Stored entries
|---|

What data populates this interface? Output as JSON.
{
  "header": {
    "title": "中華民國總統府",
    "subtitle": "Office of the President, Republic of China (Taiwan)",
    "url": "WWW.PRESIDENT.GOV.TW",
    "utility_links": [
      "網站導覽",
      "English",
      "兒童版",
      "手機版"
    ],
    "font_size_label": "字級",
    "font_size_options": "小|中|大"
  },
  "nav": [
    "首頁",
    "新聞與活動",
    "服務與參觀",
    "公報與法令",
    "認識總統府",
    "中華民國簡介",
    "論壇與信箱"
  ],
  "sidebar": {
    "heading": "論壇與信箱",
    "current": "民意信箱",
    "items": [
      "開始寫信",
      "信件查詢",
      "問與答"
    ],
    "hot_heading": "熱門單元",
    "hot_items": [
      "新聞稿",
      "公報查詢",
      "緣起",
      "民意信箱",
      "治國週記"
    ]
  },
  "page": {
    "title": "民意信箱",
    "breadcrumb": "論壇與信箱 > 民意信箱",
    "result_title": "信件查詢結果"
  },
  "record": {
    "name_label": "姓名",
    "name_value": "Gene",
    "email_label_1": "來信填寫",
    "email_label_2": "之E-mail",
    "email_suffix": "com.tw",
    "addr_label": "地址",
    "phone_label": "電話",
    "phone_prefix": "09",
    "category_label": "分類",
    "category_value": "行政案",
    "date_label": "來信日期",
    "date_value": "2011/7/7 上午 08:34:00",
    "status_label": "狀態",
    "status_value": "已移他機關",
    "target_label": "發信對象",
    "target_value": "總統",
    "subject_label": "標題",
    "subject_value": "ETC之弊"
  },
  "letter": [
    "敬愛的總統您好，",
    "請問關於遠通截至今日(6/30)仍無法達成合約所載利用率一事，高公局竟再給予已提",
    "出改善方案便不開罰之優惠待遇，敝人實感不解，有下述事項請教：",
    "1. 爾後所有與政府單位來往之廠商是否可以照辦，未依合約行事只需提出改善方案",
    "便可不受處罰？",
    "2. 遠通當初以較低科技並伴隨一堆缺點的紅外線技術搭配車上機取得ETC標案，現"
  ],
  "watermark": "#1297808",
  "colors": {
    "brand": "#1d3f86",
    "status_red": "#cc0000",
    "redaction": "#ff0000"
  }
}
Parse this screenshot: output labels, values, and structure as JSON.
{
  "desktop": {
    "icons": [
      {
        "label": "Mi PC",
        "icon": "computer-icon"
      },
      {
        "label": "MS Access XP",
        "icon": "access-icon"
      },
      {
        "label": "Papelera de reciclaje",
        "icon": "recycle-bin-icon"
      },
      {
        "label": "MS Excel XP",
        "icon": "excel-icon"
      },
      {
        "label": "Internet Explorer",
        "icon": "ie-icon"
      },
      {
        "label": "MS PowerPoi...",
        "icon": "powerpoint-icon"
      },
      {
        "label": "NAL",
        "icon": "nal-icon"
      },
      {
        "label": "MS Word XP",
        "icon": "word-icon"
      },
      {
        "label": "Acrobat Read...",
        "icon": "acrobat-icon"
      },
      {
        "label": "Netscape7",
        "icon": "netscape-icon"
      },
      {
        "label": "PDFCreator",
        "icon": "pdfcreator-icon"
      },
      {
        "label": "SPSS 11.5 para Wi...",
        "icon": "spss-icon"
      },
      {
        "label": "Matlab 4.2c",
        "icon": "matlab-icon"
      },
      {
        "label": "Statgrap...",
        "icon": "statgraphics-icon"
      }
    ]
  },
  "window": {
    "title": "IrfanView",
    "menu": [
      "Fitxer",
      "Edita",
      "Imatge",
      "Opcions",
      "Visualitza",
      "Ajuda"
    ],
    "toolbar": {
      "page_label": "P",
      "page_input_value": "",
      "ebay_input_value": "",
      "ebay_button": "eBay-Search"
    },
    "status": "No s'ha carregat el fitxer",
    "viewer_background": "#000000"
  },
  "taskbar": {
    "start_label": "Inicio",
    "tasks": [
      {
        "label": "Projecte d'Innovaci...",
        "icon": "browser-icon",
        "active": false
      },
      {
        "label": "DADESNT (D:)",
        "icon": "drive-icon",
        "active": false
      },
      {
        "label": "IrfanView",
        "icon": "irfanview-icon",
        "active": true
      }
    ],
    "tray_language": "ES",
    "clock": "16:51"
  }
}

|---|

• [Exercise task]:
Search the entries for the word "論壇與信箱", then list each line that holds it.

• [Task result]:
    "論壇與信箱"
    "heading": "論壇與信箱",
    "breadcrumb": "論壇與信箱 > 民意信箱",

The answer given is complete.